[Start of RECORDS FOR THE EXERCISE]

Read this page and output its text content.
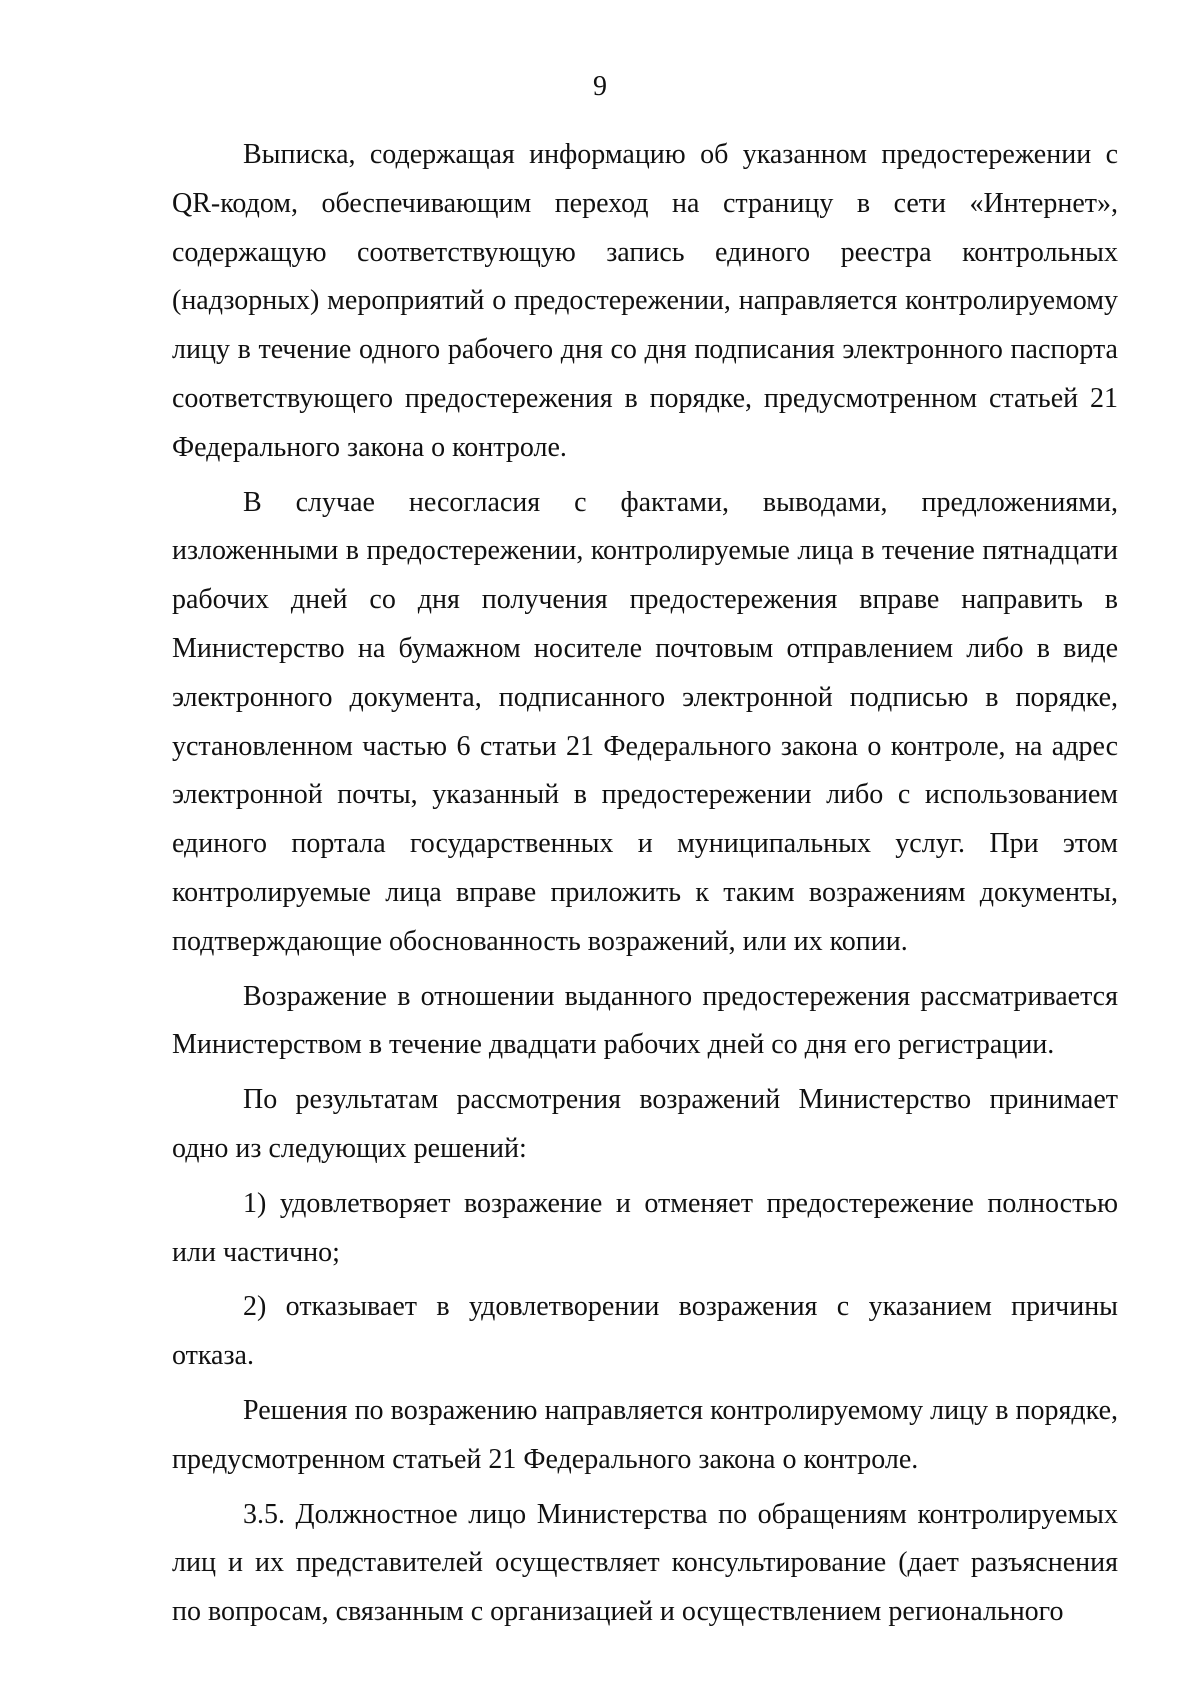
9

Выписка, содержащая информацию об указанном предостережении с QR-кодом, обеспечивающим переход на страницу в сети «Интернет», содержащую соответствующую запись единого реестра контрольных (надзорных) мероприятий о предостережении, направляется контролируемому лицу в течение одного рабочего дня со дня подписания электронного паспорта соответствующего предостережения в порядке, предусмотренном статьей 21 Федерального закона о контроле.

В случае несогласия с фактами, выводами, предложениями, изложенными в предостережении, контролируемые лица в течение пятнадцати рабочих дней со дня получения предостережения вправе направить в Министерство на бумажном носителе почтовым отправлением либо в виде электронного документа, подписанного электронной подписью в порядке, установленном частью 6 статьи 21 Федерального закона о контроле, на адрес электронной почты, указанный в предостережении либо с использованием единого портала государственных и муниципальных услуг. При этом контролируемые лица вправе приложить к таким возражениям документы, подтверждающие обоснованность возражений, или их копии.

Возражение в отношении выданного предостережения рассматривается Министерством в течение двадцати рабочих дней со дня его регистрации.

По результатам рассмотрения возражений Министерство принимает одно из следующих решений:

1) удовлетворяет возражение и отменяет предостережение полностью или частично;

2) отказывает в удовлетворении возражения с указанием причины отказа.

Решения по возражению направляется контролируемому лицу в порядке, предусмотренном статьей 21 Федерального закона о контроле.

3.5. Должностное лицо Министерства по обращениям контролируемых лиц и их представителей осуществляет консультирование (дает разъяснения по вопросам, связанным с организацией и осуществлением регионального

[End of RECORDS FOR THE EXERCISE]

▸ **WRITTEN TASK**
Pictures are not part of the copy; output everything else in the records exactly.

▸ **CORRECT ANSWER**
Read this page and output its text content.
9

Выписка, содержащая информацию об указанном предостережении с QR-кодом, обеспечивающим переход на страницу в сети «Интернет», содержащую соответствующую запись единого реестра контрольных (надзорных) мероприятий о предостережении, направляется контролируемому лицу в течение одного рабочего дня со дня подписания электронного паспорта соответствующего предостережения в порядке, предусмотренном статьей 21 Федерального закона о контроле.

В случае несогласия с фактами, выводами, предложениями, изложенными в предостережении, контролируемые лица в течение пятнадцати рабочих дней со дня получения предостережения вправе направить в Министерство на бумажном носителе почтовым отправлением либо в виде электронного документа, подписанного электронной подписью в порядке, установленном частью 6 статьи 21 Федерального закона о контроле, на адрес электронной почты, указанный в предостережении либо с использованием единого портала государственных и муниципальных услуг. При этом контролируемые лица вправе приложить к таким возражениям документы, подтверждающие обоснованность возражений, или их копии.

Возражение в отношении выданного предостережения рассматривается Министерством в течение двадцати рабочих дней со дня его регистрации.

По результатам рассмотрения возражений Министерство принимает одно из следующих решений:

1) удовлетворяет возражение и отменяет предостережение полностью или частично;

2) отказывает в удовлетворении возражения с указанием причины отказа.

Решения по возражению направляется контролируемому лицу в порядке, предусмотренном статьей 21 Федерального закона о контроле.

3.5. Должностное лицо Министерства по обращениям контролируемых лиц и их представителей осуществляет консультирование (дает разъяснения по вопросам, связанным с организацией и осуществлением регионального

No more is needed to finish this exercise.